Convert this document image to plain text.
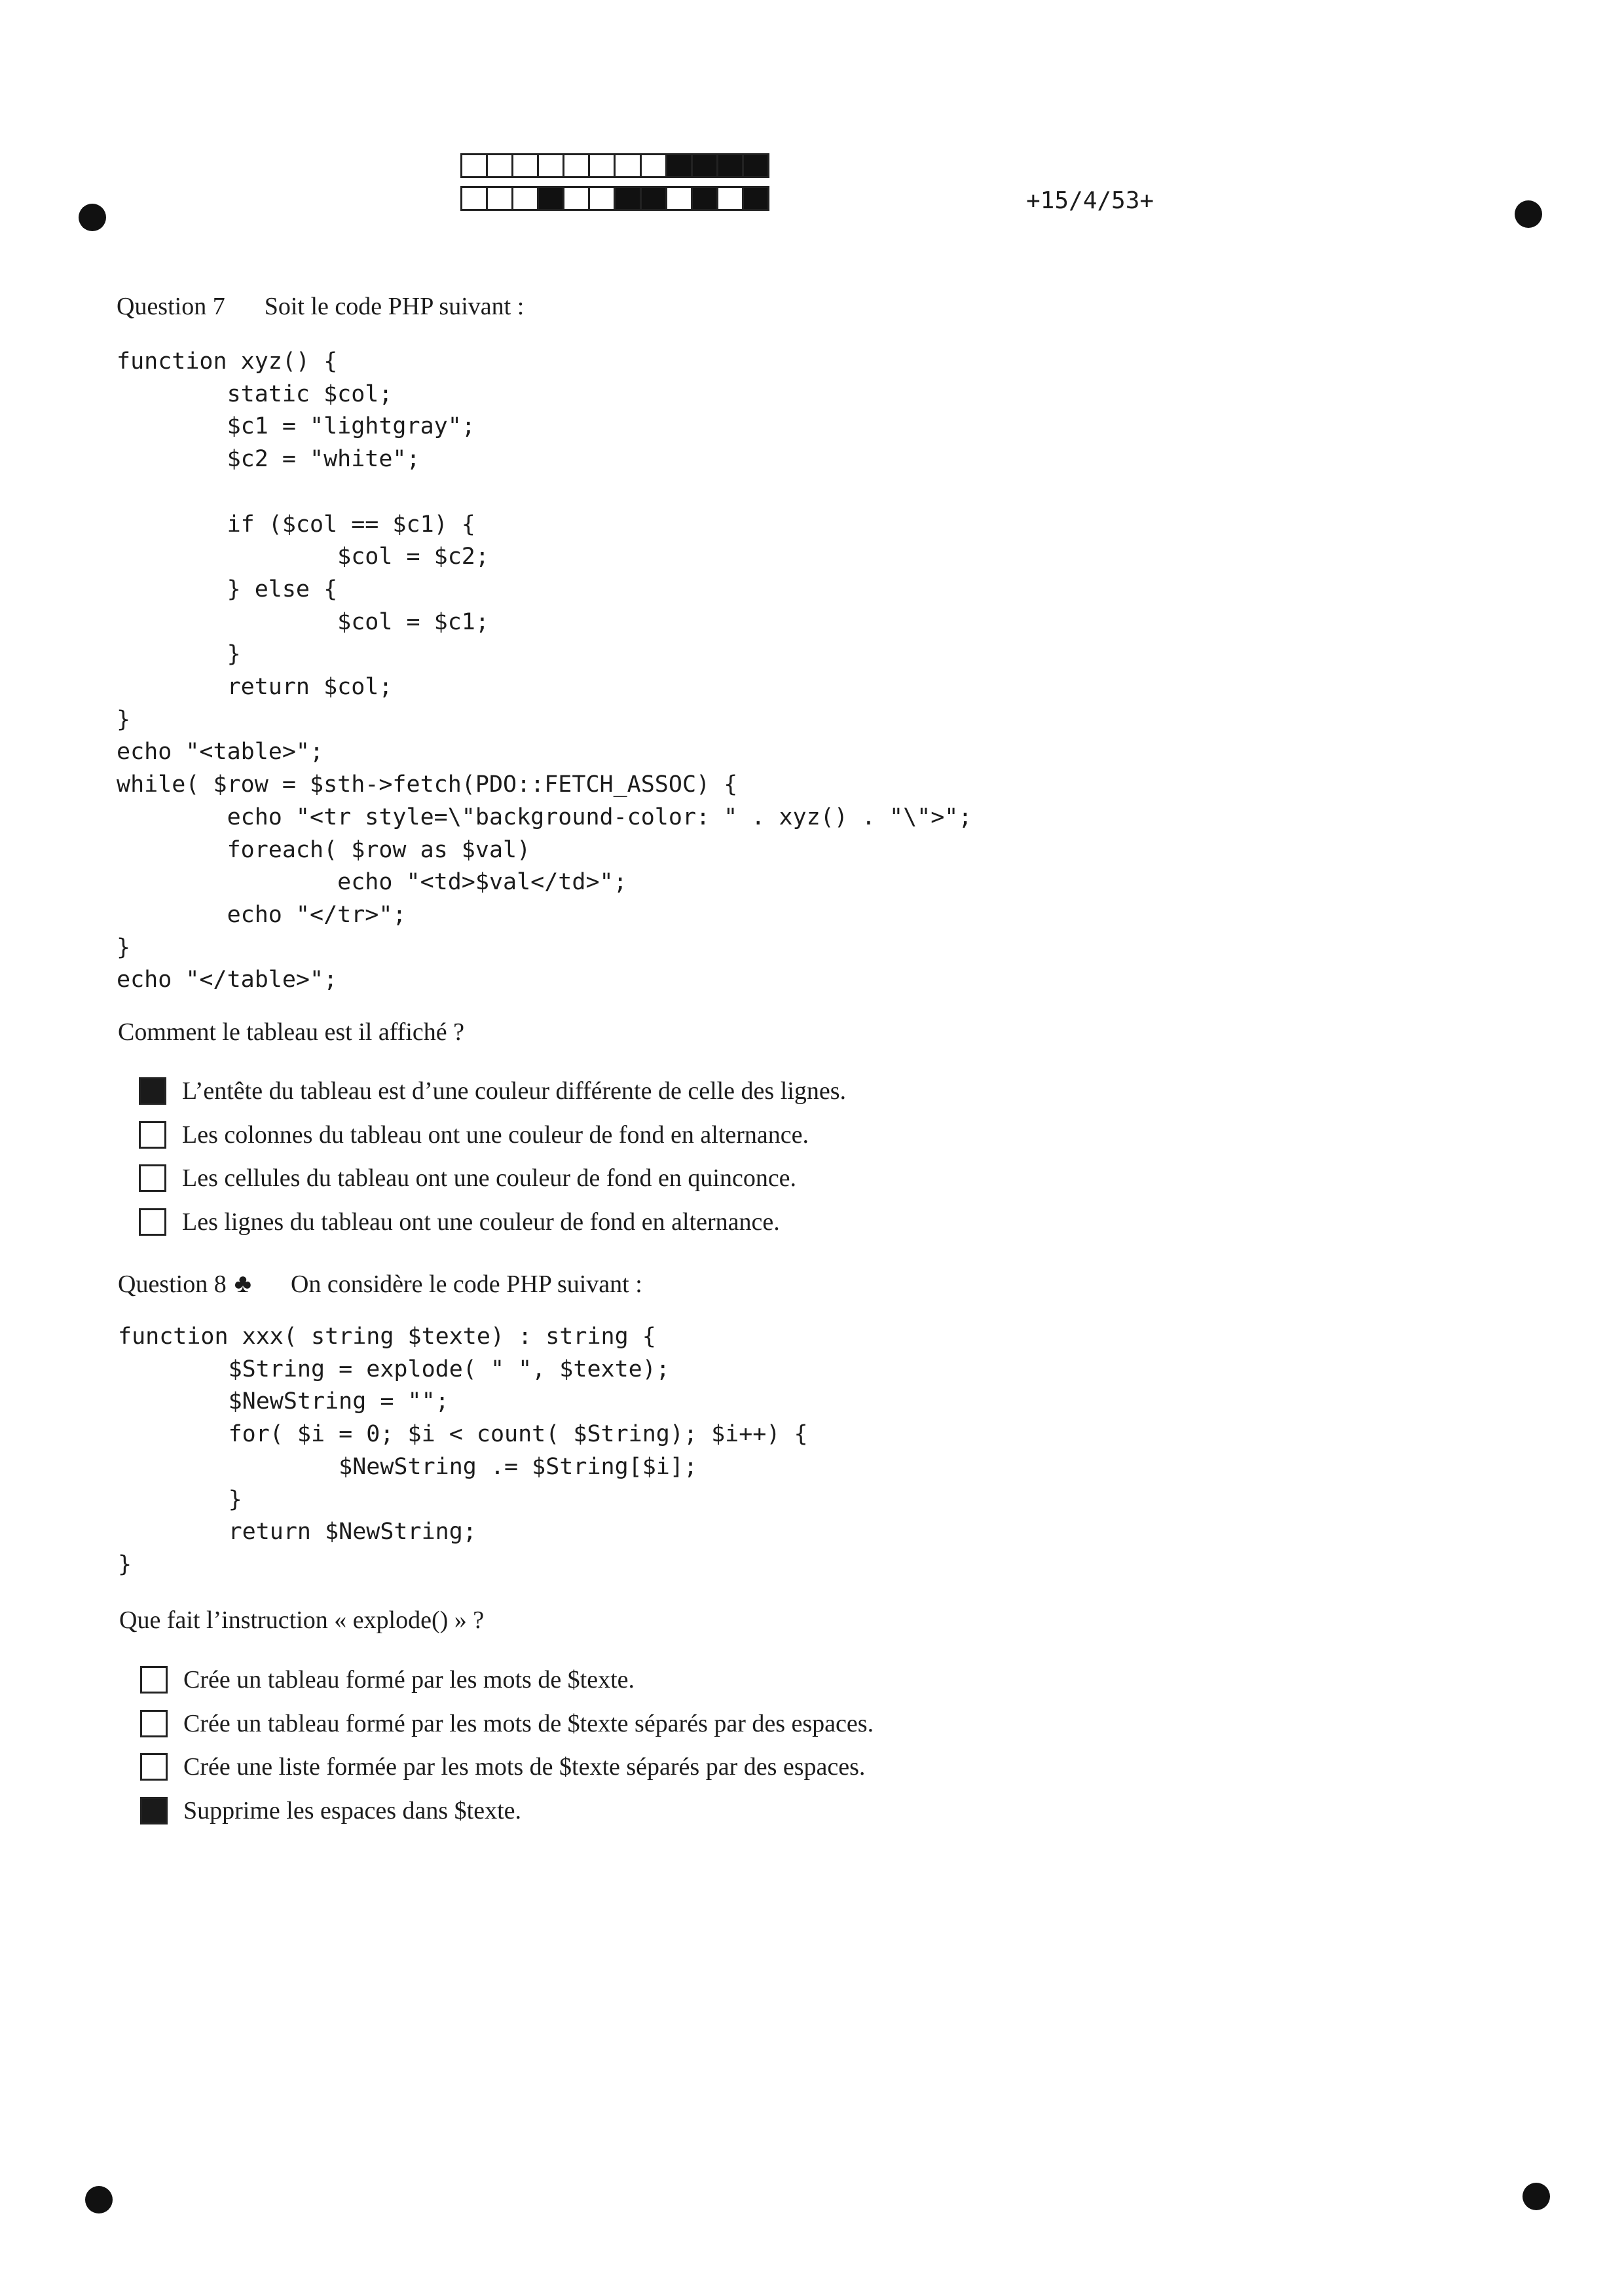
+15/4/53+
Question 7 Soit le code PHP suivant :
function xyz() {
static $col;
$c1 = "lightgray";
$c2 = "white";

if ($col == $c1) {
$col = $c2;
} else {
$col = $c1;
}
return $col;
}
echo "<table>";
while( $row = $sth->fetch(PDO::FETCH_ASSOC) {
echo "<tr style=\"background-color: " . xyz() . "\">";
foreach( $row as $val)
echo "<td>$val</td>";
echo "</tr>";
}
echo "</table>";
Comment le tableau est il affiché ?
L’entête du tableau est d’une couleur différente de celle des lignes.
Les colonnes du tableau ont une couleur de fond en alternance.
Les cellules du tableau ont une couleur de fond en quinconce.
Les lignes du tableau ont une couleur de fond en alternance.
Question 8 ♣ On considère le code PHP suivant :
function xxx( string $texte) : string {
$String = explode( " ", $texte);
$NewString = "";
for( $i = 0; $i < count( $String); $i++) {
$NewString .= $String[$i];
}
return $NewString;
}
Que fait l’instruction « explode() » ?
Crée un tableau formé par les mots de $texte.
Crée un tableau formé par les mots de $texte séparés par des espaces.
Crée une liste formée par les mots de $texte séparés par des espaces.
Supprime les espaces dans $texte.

=-=-=

**WHAT TO WORK ON**:
In the entries above, find each line with the string "code" and copy it.

**CORRECT OUTPUT**:
Question 7 Soit le code PHP suivant :
Question 8 ♣ On considère le code PHP suivant :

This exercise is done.